What the exercise asks:
Set down each entry exactly as given; pictures should not appear in the copy.

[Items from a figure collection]
== == ==

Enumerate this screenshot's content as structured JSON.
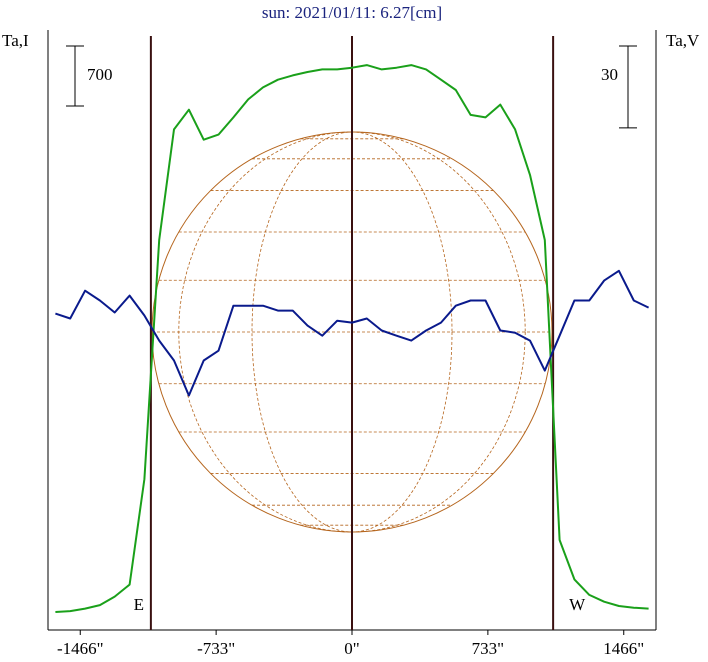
{
  "chart_data": {
    "type": "line",
    "title": "sun: 2021/01/11: 6.27[cm]",
    "y_label": "Ta,I",
    "y2_label": "Ta,V",
    "x": [
      -1600,
      -1520,
      -1440,
      -1360,
      -1280,
      -1200,
      -1120,
      -1040,
      -960,
      -880,
      -800,
      -720,
      -640,
      -560,
      -480,
      -400,
      -320,
      -240,
      -160,
      -80,
      0,
      80,
      160,
      240,
      320,
      400,
      480,
      560,
      640,
      720,
      800,
      880,
      960,
      1040,
      1120,
      1200,
      1280,
      1360,
      1440,
      1520,
      1600
    ],
    "series": [
      {
        "name": "I",
        "color": "#1aa01a",
        "values": [
          10,
          20,
          50,
          90,
          190,
          330,
          1560,
          4350,
          5640,
          5870,
          5520,
          5580,
          5780,
          5990,
          6130,
          6220,
          6270,
          6310,
          6340,
          6340,
          6360,
          6390,
          6340,
          6360,
          6390,
          6340,
          6220,
          6100,
          5810,
          5780,
          5930,
          5640,
          5110,
          4350,
          850,
          390,
          210,
          130,
          80,
          60,
          50
        ]
      },
      {
        "name": "V",
        "color": "#0a1a8c",
        "axis": "y2",
        "values": [
          0,
          -1.8,
          8.4,
          4.8,
          0.4,
          6.6,
          -0.7,
          -9.9,
          -17.2,
          -30,
          -17.2,
          -13.6,
          2.9,
          2.9,
          2.9,
          1.1,
          1.1,
          -4.4,
          -8.1,
          -2.6,
          -3.3,
          -1.8,
          -6.2,
          -8.1,
          -9.9,
          -6.2,
          -3.3,
          2.9,
          4.8,
          4.8,
          -6.2,
          -7,
          -9.9,
          -20.9,
          -8.1,
          4.8,
          4.8,
          12.1,
          15.7,
          4.8,
          2.2
        ]
      }
    ],
    "xlim": [
      -1640,
      1640
    ],
    "xticks": [
      {
        "value": -1466,
        "label": "-1466\""
      },
      {
        "value": -733,
        "label": "-733\""
      },
      {
        "value": 0,
        "label": "0\""
      },
      {
        "value": 733,
        "label": "733\""
      },
      {
        "value": 1466,
        "label": "1466\""
      }
    ],
    "ylim": [
      -200,
      6800
    ],
    "y2lim": [
      -116,
      104
    ],
    "scale_bar_y": 700,
    "scale_bar_y2": 30,
    "vlines": [
      -1085,
      0,
      1085
    ],
    "annotations": [
      {
        "text": "E",
        "x": -1085
      },
      {
        "text": "W",
        "x": 1085
      }
    ]
  }
}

== == ==

Full solution:
Enumerate this screenshot's content as structured JSON.
{
  "chart_data": {
    "type": "line",
    "title": "sun: 2021/01/11: 6.27[cm]",
    "y_label": "Ta,I",
    "y2_label": "Ta,V",
    "x": [
      -1600,
      -1520,
      -1440,
      -1360,
      -1280,
      -1200,
      -1120,
      -1040,
      -960,
      -880,
      -800,
      -720,
      -640,
      -560,
      -480,
      -400,
      -320,
      -240,
      -160,
      -80,
      0,
      80,
      160,
      240,
      320,
      400,
      480,
      560,
      640,
      720,
      800,
      880,
      960,
      1040,
      1120,
      1200,
      1280,
      1360,
      1440,
      1520,
      1600
    ],
    "series": [
      {
        "name": "I",
        "color": "#1aa01a",
        "values": [
          10,
          20,
          50,
          90,
          190,
          330,
          1560,
          4350,
          5640,
          5870,
          5520,
          5580,
          5780,
          5990,
          6130,
          6220,
          6270,
          6310,
          6340,
          6340,
          6360,
          6390,
          6340,
          6360,
          6390,
          6340,
          6220,
          6100,
          5810,
          5780,
          5930,
          5640,
          5110,
          4350,
          850,
          390,
          210,
          130,
          80,
          60,
          50
        ]
      },
      {
        "name": "V",
        "color": "#0a1a8c",
        "axis": "y2",
        "values": [
          0,
          -1.8,
          8.4,
          4.8,
          0.4,
          6.6,
          -0.7,
          -9.9,
          -17.2,
          -30,
          -17.2,
          -13.6,
          2.9,
          2.9,
          2.9,
          1.1,
          1.1,
          -4.4,
          -8.1,
          -2.6,
          -3.3,
          -1.8,
          -6.2,
          -8.1,
          -9.9,
          -6.2,
          -3.3,
          2.9,
          4.8,
          4.8,
          -6.2,
          -7,
          -9.9,
          -20.9,
          -8.1,
          4.8,
          4.8,
          12.1,
          15.7,
          4.8,
          2.2
        ]
      }
    ],
    "xlim": [
      -1640,
      1640
    ],
    "xticks": [
      {
        "value": -1466,
        "label": "-1466\""
      },
      {
        "value": -733,
        "label": "-733\""
      },
      {
        "value": 0,
        "label": "0\""
      },
      {
        "value": 733,
        "label": "733\""
      },
      {
        "value": 1466,
        "label": "1466\""
      }
    ],
    "ylim": [
      -200,
      6800
    ],
    "y2lim": [
      -116,
      104
    ],
    "scale_bar_y": 700,
    "scale_bar_y2": 30,
    "vlines": [
      -1085,
      0,
      1085
    ],
    "annotations": [
      {
        "text": "E",
        "x": -1085
      },
      {
        "text": "W",
        "x": 1085
      }
    ]
  }
}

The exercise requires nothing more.